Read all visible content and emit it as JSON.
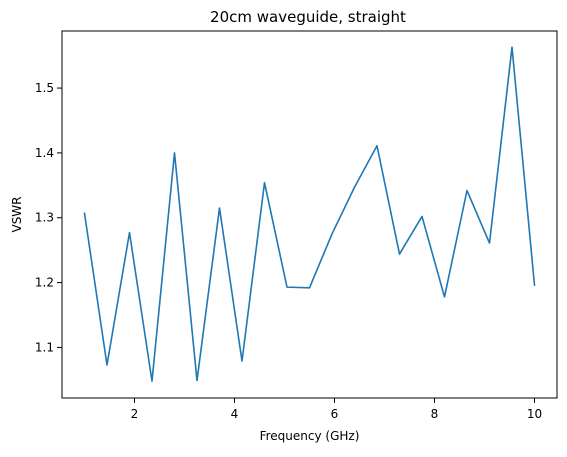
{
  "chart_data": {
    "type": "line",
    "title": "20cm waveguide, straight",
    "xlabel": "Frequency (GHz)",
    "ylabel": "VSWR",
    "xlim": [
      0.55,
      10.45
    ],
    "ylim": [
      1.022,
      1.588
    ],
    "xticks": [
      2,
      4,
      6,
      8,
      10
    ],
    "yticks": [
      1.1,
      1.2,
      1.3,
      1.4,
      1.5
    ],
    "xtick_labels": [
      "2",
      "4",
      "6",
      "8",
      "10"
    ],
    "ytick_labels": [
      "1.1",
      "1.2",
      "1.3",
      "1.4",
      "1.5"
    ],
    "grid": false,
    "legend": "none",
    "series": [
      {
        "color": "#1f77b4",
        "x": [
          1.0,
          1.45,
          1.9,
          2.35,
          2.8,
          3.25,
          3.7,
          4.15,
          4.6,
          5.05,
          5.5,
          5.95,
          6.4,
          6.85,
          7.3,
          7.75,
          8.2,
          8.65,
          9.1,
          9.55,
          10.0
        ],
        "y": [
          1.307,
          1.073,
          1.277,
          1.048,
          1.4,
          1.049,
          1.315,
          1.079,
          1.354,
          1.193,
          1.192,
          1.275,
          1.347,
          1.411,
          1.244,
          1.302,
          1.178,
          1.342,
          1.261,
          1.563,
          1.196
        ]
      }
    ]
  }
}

========================

» **WORK INSTRUCTIONS**: Retype all the records shown above, character for character. Omit every picture.

» **ANSWER TO THE TASK**:
Read all visible content and emit it as JSON.
{
  "chart_data": {
    "type": "line",
    "title": "20cm waveguide, straight",
    "xlabel": "Frequency (GHz)",
    "ylabel": "VSWR",
    "xlim": [
      0.55,
      10.45
    ],
    "ylim": [
      1.022,
      1.588
    ],
    "xticks": [
      2,
      4,
      6,
      8,
      10
    ],
    "yticks": [
      1.1,
      1.2,
      1.3,
      1.4,
      1.5
    ],
    "xtick_labels": [
      "2",
      "4",
      "6",
      "8",
      "10"
    ],
    "ytick_labels": [
      "1.1",
      "1.2",
      "1.3",
      "1.4",
      "1.5"
    ],
    "grid": false,
    "legend": "none",
    "series": [
      {
        "color": "#1f77b4",
        "x": [
          1.0,
          1.45,
          1.9,
          2.35,
          2.8,
          3.25,
          3.7,
          4.15,
          4.6,
          5.05,
          5.5,
          5.95,
          6.4,
          6.85,
          7.3,
          7.75,
          8.2,
          8.65,
          9.1,
          9.55,
          10.0
        ],
        "y": [
          1.307,
          1.073,
          1.277,
          1.048,
          1.4,
          1.049,
          1.315,
          1.079,
          1.354,
          1.193,
          1.192,
          1.275,
          1.347,
          1.411,
          1.244,
          1.302,
          1.178,
          1.342,
          1.261,
          1.563,
          1.196
        ]
      }
    ]
  }
}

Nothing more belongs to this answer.